Return all of the data exactly as written, without the pictures.

-- Start --

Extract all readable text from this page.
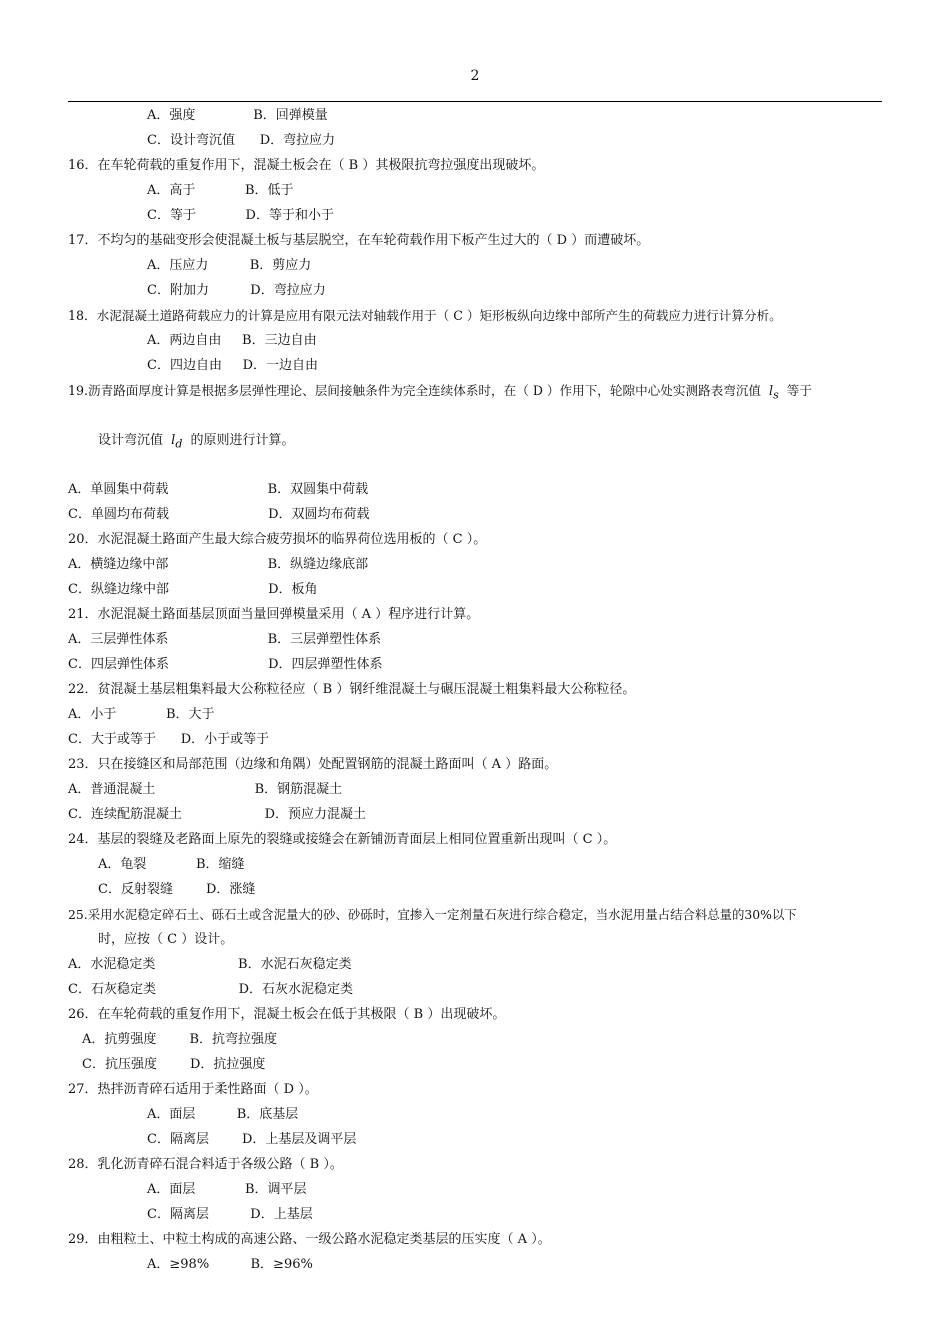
2
A．强度              B．回弹模量
C．设计弯沉值      D．弯拉应力
16．在车轮荷载的重复作用下，混凝土板会在（ B ）其极限抗弯拉强度出现破坏。
A．高于            B．低于
C．等于            D．等于和小于
17．不均匀的基础变形会使混凝土板与基层脱空，在车轮荷载作用下板产生过大的（ D ）而遭破坏。
A．压应力          B．剪应力
C．附加力          D．弯拉应力
18．水泥混凝土道路荷载应力的计算是应用有限元法对轴载作用于（ C ）矩形板纵向边缘中部所产生的荷载应力进行计算分析。
A．两边自由     B．三边自由
C．四边自由     D．一边自由
19.沥青路面厚度计算是根据多层弹性理论、层间接触条件为完全连续体系时，在（ D ）作用下，轮隙中心处实测路表弯沉值 $l_s$ 等于
设计弯沉值 $l_d$ 的原则进行计算。
A．单圆集中荷载                        B．双圆集中荷载
C．单圆均布荷载                        D．双圆均布荷载
20．水泥混凝土路面产生最大综合疲劳损坏的临界荷位选用板的（ C ）。
A．横缝边缘中部                        B．纵缝边缘底部
C．纵缝边缘中部                        D．板角
21．水泥混凝土路面基层顶面当量回弹模量采用（ A ）程序进行计算。
A．三层弹性体系                        B．三层弹塑性体系
C．四层弹性体系                        D．四层弹塑性体系
22．贫混凝土基层粗集料最大公称粒径应（ B ）钢纤维混凝土与碾压混凝土粗集料最大公称粒径。
A．小于            B．大于
C．大于或等于      D．小于或等于
23．只在接缝区和局部范围（边缘和角隅）处配置钢筋的混凝土路面叫（ A ）路面。
A．普通混凝土                        B．钢筋混凝土
C．连续配筋混凝土                    D．预应力混凝土
24．基层的裂缝及老路面上原先的裂缝或接缝会在新铺沥青面层上相同位置重新出现叫（ C ）。
A．龟裂            B．缩缝
C．反射裂缝        D．涨缝
25.采用水泥稳定碎石土、砾石土或含泥量大的砂、砂砾时，宜掺入一定剂量石灰进行综合稳定，当水泥用量占结合料总量的30%以下
时，应按（ C ）设计。
A．水泥稳定类                    B．水泥石灰稳定类
C．石灰稳定类                    D．石灰水泥稳定类
26．在车轮荷载的重复作用下，混凝土板会在低于其极限（ B ）出现破坏。
A．抗剪强度        B．抗弯拉强度
C．抗压强度        D．抗拉强度
27．热拌沥青碎石适用于柔性路面（ D ）。
A．面层          B．底基层
C．隔离层        D．上基层及调平层
28．乳化沥青碎石混合料适于各级公路（ B ）。
A．面层            B．调平层
C．隔离层          D．上基层
29．由粗粒土、中粒土构成的高速公路、一级公路水泥稳定类基层的压实度（ A ）。
A．≥98%          B．≥96%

-- End --

> [Task response]:
Extract all readable text from this page.
2
A．强度              B．回弹模量
C．设计弯沉值      D．弯拉应力
16．在车轮荷载的重复作用下，混凝土板会在（ B ）其极限抗弯拉强度出现破坏。
A．高于            B．低于
C．等于            D．等于和小于
17．不均匀的基础变形会使混凝土板与基层脱空，在车轮荷载作用下板产生过大的（ D ）而遭破坏。
A．压应力          B．剪应力
C．附加力          D．弯拉应力
18．水泥混凝土道路荷载应力的计算是应用有限元法对轴载作用于（ C ）矩形板纵向边缘中部所产生的荷载应力进行计算分析。
A．两边自由     B．三边自由
C．四边自由     D．一边自由
19.沥青路面厚度计算是根据多层弹性理论、层间接触条件为完全连续体系时，在（ D ）作用下，轮隙中心处实测路表弯沉值 $l_s$ 等于
设计弯沉值 $l_d$ 的原则进行计算。
A．单圆集中荷载                        B．双圆集中荷载
C．单圆均布荷载                        D．双圆均布荷载
20．水泥混凝土路面产生最大综合疲劳损坏的临界荷位选用板的（ C ）。
A．横缝边缘中部                        B．纵缝边缘底部
C．纵缝边缘中部                        D．板角
21．水泥混凝土路面基层顶面当量回弹模量采用（ A ）程序进行计算。
A．三层弹性体系                        B．三层弹塑性体系
C．四层弹性体系                        D．四层弹塑性体系
22．贫混凝土基层粗集料最大公称粒径应（ B ）钢纤维混凝土与碾压混凝土粗集料最大公称粒径。
A．小于            B．大于
C．大于或等于      D．小于或等于
23．只在接缝区和局部范围（边缘和角隅）处配置钢筋的混凝土路面叫（ A ）路面。
A．普通混凝土                        B．钢筋混凝土
C．连续配筋混凝土                    D．预应力混凝土
24．基层的裂缝及老路面上原先的裂缝或接缝会在新铺沥青面层上相同位置重新出现叫（ C ）。
A．龟裂            B．缩缝
C．反射裂缝        D．涨缝
25.采用水泥稳定碎石土、砾石土或含泥量大的砂、砂砾时，宜掺入一定剂量石灰进行综合稳定，当水泥用量占结合料总量的30%以下
时，应按（ C ）设计。
A．水泥稳定类                    B．水泥石灰稳定类
C．石灰稳定类                    D．石灰水泥稳定类
26．在车轮荷载的重复作用下，混凝土板会在低于其极限（ B ）出现破坏。
A．抗剪强度        B．抗弯拉强度
C．抗压强度        D．抗拉强度
27．热拌沥青碎石适用于柔性路面（ D ）。
A．面层          B．底基层
C．隔离层        D．上基层及调平层
28．乳化沥青碎石混合料适于各级公路（ B ）。
A．面层            B．调平层
C．隔离层          D．上基层
29．由粗粒土、中粒土构成的高速公路、一级公路水泥稳定类基层的压实度（ A ）。
A．≥98%          B．≥96%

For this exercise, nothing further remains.